GIVEN PROBLEM
Print the listing in its entirety and exactly, leaving out images.

Begin

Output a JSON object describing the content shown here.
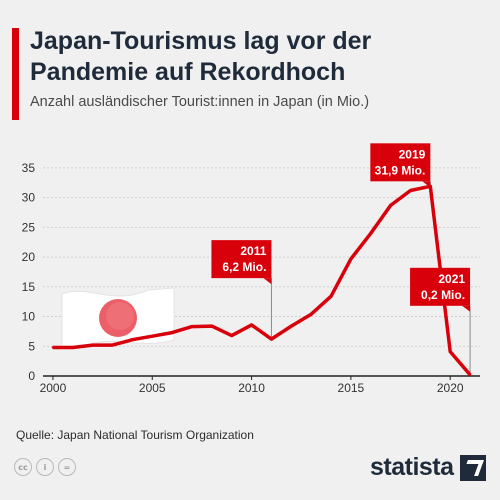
{
  "header": {
    "title": "Japan-Tourismus lag vor der Pandemie auf Rekordhoch",
    "subtitle": "Anzahl ausländischer Tourist:innen in Japan (in Mio.)"
  },
  "footer": {
    "source": "Quelle: Japan National Tourism Organization",
    "brand": "statista",
    "license_icons": [
      "cc-icon",
      "person-icon",
      "equals-icon"
    ]
  },
  "colors": {
    "line": "#d8000b",
    "callout": "#d8000b",
    "text_dark": "#1f2b3a",
    "background": "#f0f0f0"
  },
  "chart_data": {
    "type": "line",
    "title": "Japan-Tourismus lag vor der Pandemie auf Rekordhoch",
    "subtitle": "Anzahl ausländischer Tourist:innen in Japan (in Mio.)",
    "xlabel": "",
    "ylabel": "",
    "xlim": [
      1999.5,
      2021.5
    ],
    "ylim": [
      0,
      37
    ],
    "x_ticks": [
      2000,
      2005,
      2010,
      2015,
      2020
    ],
    "y_ticks": [
      0,
      5,
      10,
      15,
      20,
      25,
      30,
      35
    ],
    "grid": "horizontal",
    "series": [
      {
        "x": [
          2000,
          2001,
          2002,
          2003,
          2004,
          2005,
          2006,
          2007,
          2008,
          2009,
          2010,
          2011,
          2012,
          2013,
          2014,
          2015,
          2016,
          2017,
          2018,
          2019,
          2020,
          2021
        ],
        "values": [
          4.8,
          4.8,
          5.2,
          5.2,
          6.1,
          6.7,
          7.3,
          8.3,
          8.4,
          6.8,
          8.6,
          6.2,
          8.4,
          10.4,
          13.4,
          19.7,
          24.0,
          28.7,
          31.2,
          31.9,
          4.1,
          0.2
        ]
      }
    ],
    "annotations": [
      {
        "x": 2011,
        "y": 6.2,
        "year": "2011",
        "value": "6,2 Mio."
      },
      {
        "x": 2019,
        "y": 31.9,
        "year": "2019",
        "value": "31,9 Mio."
      },
      {
        "x": 2021,
        "y": 0.2,
        "year": "2021",
        "value": "0,2 Mio."
      }
    ],
    "flag": "japan-flag-icon"
  }
}
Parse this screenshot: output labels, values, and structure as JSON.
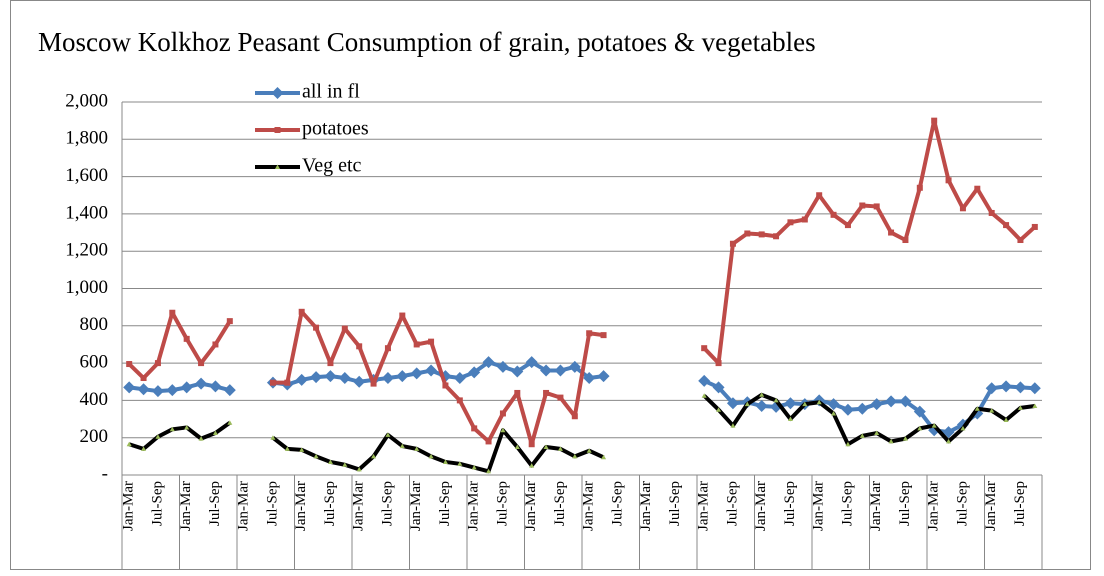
{
  "chart_data": {
    "type": "line",
    "title": "Moscow Kolkhoz Peasant Consumption of grain, potatoes & vegetables",
    "categories": [
      "Jan-Mar",
      null,
      "Jul-Sep",
      null,
      "Jan-Mar",
      null,
      "Jul-Sep",
      null,
      "Jan-Mar",
      null,
      "Jul-Sep",
      null,
      "Jan-Mar",
      null,
      "Jul-Sep",
      null,
      "Jan-Mar",
      null,
      "Jul-Sep",
      null,
      "Jan-Mar",
      null,
      "Jul-Sep",
      null,
      "Jan-Mar",
      null,
      "Jul-Sep",
      null,
      "Jan-Mar",
      null,
      "Jul-Sep",
      null,
      "Jan-Mar",
      null,
      "Jul-Sep",
      null,
      "Jan-Mar",
      null,
      "Jul-Sep",
      null,
      "Jan-Mar",
      null,
      "Jul-Sep",
      null,
      "Jan-Mar",
      null,
      "Jul-Sep",
      null,
      "Jan-Mar",
      null,
      "Jul-Sep",
      null,
      "Jan-Mar",
      null,
      "Jul-Sep",
      null,
      "Jan-Mar",
      null,
      "Jul-Sep",
      null,
      "Jan-Mar",
      null,
      "Jul-Sep",
      null
    ],
    "series": [
      {
        "name": "all in fl",
        "color": "#4a7ebb",
        "marker": "diamond",
        "values": [
          470,
          460,
          450,
          455,
          470,
          490,
          475,
          455,
          null,
          null,
          495,
          485,
          510,
          525,
          530,
          520,
          500,
          510,
          520,
          530,
          545,
          560,
          530,
          520,
          550,
          605,
          580,
          555,
          605,
          560,
          560,
          580,
          520,
          530,
          null,
          null,
          null,
          null,
          null,
          null,
          505,
          470,
          385,
          390,
          370,
          365,
          385,
          380,
          400,
          380,
          350,
          355,
          380,
          395,
          395,
          340,
          240,
          230,
          270,
          330,
          465,
          475,
          470,
          465
        ]
      },
      {
        "name": "potatoes",
        "color": "#be4b48",
        "marker": "square",
        "values": [
          595,
          520,
          600,
          870,
          730,
          600,
          700,
          825,
          null,
          null,
          495,
          495,
          875,
          790,
          600,
          785,
          690,
          490,
          680,
          855,
          700,
          715,
          480,
          400,
          250,
          180,
          330,
          440,
          165,
          440,
          415,
          315,
          760,
          750,
          null,
          null,
          null,
          null,
          null,
          null,
          680,
          600,
          1240,
          1295,
          1290,
          1280,
          1355,
          1370,
          1500,
          1395,
          1340,
          1445,
          1440,
          1300,
          1260,
          1540,
          1900,
          1580,
          1430,
          1535,
          1405,
          1340,
          1260,
          1330
        ]
      },
      {
        "name": "Veg etc",
        "color": "#000000",
        "marker": "triangle",
        "values": [
          165,
          140,
          205,
          245,
          255,
          195,
          225,
          280,
          null,
          null,
          200,
          140,
          135,
          100,
          70,
          55,
          30,
          100,
          215,
          155,
          140,
          100,
          70,
          60,
          40,
          20,
          240,
          150,
          50,
          150,
          140,
          100,
          130,
          95,
          null,
          null,
          null,
          null,
          null,
          null,
          425,
          350,
          265,
          380,
          430,
          400,
          300,
          380,
          390,
          330,
          165,
          210,
          225,
          180,
          195,
          250,
          265,
          180,
          250,
          355,
          345,
          295,
          360,
          370
        ]
      }
    ],
    "ylim": [
      0,
      2000
    ],
    "yticks": [
      {
        "value": 0,
        "label": "-"
      },
      200,
      400,
      600,
      800,
      {
        "value": 1000,
        "label": "1,000"
      },
      {
        "value": 1200,
        "label": "1,200"
      },
      {
        "value": 1400,
        "label": "1,400"
      },
      {
        "value": 1600,
        "label": "1,600"
      },
      {
        "value": 1800,
        "label": "1,800"
      },
      {
        "value": 2000,
        "label": "2,000"
      }
    ],
    "grid": true,
    "legend": "top-left"
  }
}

End

THE SOLUTION
Output a JSON object describing the content shown here.
{
  "header": {
    "title": "Japan-Tourismus lag vor der Pandemie auf Rekordhoch",
    "subtitle": "Anzahl ausländischer Tourist:innen in Japan (in Mio.)"
  },
  "footer": {
    "source": "Quelle: Japan National Tourism Organization",
    "brand": "statista",
    "license_icons": [
      "cc-icon",
      "person-icon",
      "equals-icon"
    ]
  },
  "colors": {
    "line": "#d8000b",
    "callout": "#d8000b",
    "text_dark": "#1f2b3a",
    "background": "#f0f0f0"
  },
  "chart_data": {
    "type": "line",
    "title": "Japan-Tourismus lag vor der Pandemie auf Rekordhoch",
    "subtitle": "Anzahl ausländischer Tourist:innen in Japan (in Mio.)",
    "xlabel": "",
    "ylabel": "",
    "xlim": [
      1999.5,
      2021.5
    ],
    "ylim": [
      0,
      37
    ],
    "x_ticks": [
      2000,
      2005,
      2010,
      2015,
      2020
    ],
    "y_ticks": [
      0,
      5,
      10,
      15,
      20,
      25,
      30,
      35
    ],
    "grid": "horizontal",
    "series": [
      {
        "x": [
          2000,
          2001,
          2002,
          2003,
          2004,
          2005,
          2006,
          2007,
          2008,
          2009,
          2010,
          2011,
          2012,
          2013,
          2014,
          2015,
          2016,
          2017,
          2018,
          2019,
          2020,
          2021
        ],
        "values": [
          4.8,
          4.8,
          5.2,
          5.2,
          6.1,
          6.7,
          7.3,
          8.3,
          8.4,
          6.8,
          8.6,
          6.2,
          8.4,
          10.4,
          13.4,
          19.7,
          24.0,
          28.7,
          31.2,
          31.9,
          4.1,
          0.2
        ]
      }
    ],
    "annotations": [
      {
        "x": 2011,
        "y": 6.2,
        "year": "2011",
        "value": "6,2 Mio."
      },
      {
        "x": 2019,
        "y": 31.9,
        "year": "2019",
        "value": "31,9 Mio."
      },
      {
        "x": 2021,
        "y": 0.2,
        "year": "2021",
        "value": "0,2 Mio."
      }
    ],
    "flag": "japan-flag-icon"
  }
}
Parse this screenshot: output labels, values, and structure as JSON.
{
  "chart_data": {
    "type": "line",
    "title": "Moscow Kolkhoz Peasant Consumption of grain, potatoes & vegetables",
    "categories": [
      "Jan-Mar",
      null,
      "Jul-Sep",
      null,
      "Jan-Mar",
      null,
      "Jul-Sep",
      null,
      "Jan-Mar",
      null,
      "Jul-Sep",
      null,
      "Jan-Mar",
      null,
      "Jul-Sep",
      null,
      "Jan-Mar",
      null,
      "Jul-Sep",
      null,
      "Jan-Mar",
      null,
      "Jul-Sep",
      null,
      "Jan-Mar",
      null,
      "Jul-Sep",
      null,
      "Jan-Mar",
      null,
      "Jul-Sep",
      null,
      "Jan-Mar",
      null,
      "Jul-Sep",
      null,
      "Jan-Mar",
      null,
      "Jul-Sep",
      null,
      "Jan-Mar",
      null,
      "Jul-Sep",
      null,
      "Jan-Mar",
      null,
      "Jul-Sep",
      null,
      "Jan-Mar",
      null,
      "Jul-Sep",
      null,
      "Jan-Mar",
      null,
      "Jul-Sep",
      null,
      "Jan-Mar",
      null,
      "Jul-Sep",
      null,
      "Jan-Mar",
      null,
      "Jul-Sep",
      null
    ],
    "series": [
      {
        "name": "all in fl",
        "color": "#4a7ebb",
        "marker": "diamond",
        "values": [
          470,
          460,
          450,
          455,
          470,
          490,
          475,
          455,
          null,
          null,
          495,
          485,
          510,
          525,
          530,
          520,
          500,
          510,
          520,
          530,
          545,
          560,
          530,
          520,
          550,
          605,
          580,
          555,
          605,
          560,
          560,
          580,
          520,
          530,
          null,
          null,
          null,
          null,
          null,
          null,
          505,
          470,
          385,
          390,
          370,
          365,
          385,
          380,
          400,
          380,
          350,
          355,
          380,
          395,
          395,
          340,
          240,
          230,
          270,
          330,
          465,
          475,
          470,
          465
        ]
      },
      {
        "name": "potatoes",
        "color": "#be4b48",
        "marker": "square",
        "values": [
          595,
          520,
          600,
          870,
          730,
          600,
          700,
          825,
          null,
          null,
          495,
          495,
          875,
          790,
          600,
          785,
          690,
          490,
          680,
          855,
          700,
          715,
          480,
          400,
          250,
          180,
          330,
          440,
          165,
          440,
          415,
          315,
          760,
          750,
          null,
          null,
          null,
          null,
          null,
          null,
          680,
          600,
          1240,
          1295,
          1290,
          1280,
          1355,
          1370,
          1500,
          1395,
          1340,
          1445,
          1440,
          1300,
          1260,
          1540,
          1900,
          1580,
          1430,
          1535,
          1405,
          1340,
          1260,
          1330
        ]
      },
      {
        "name": "Veg etc",
        "color": "#000000",
        "marker": "triangle",
        "values": [
          165,
          140,
          205,
          245,
          255,
          195,
          225,
          280,
          null,
          null,
          200,
          140,
          135,
          100,
          70,
          55,
          30,
          100,
          215,
          155,
          140,
          100,
          70,
          60,
          40,
          20,
          240,
          150,
          50,
          150,
          140,
          100,
          130,
          95,
          null,
          null,
          null,
          null,
          null,
          null,
          425,
          350,
          265,
          380,
          430,
          400,
          300,
          380,
          390,
          330,
          165,
          210,
          225,
          180,
          195,
          250,
          265,
          180,
          250,
          355,
          345,
          295,
          360,
          370
        ]
      }
    ],
    "ylim": [
      0,
      2000
    ],
    "yticks": [
      {
        "value": 0,
        "label": "-"
      },
      200,
      400,
      600,
      800,
      {
        "value": 1000,
        "label": "1,000"
      },
      {
        "value": 1200,
        "label": "1,200"
      },
      {
        "value": 1400,
        "label": "1,400"
      },
      {
        "value": 1600,
        "label": "1,600"
      },
      {
        "value": 1800,
        "label": "1,800"
      },
      {
        "value": 2000,
        "label": "2,000"
      }
    ],
    "grid": true,
    "legend": "top-left"
  }
}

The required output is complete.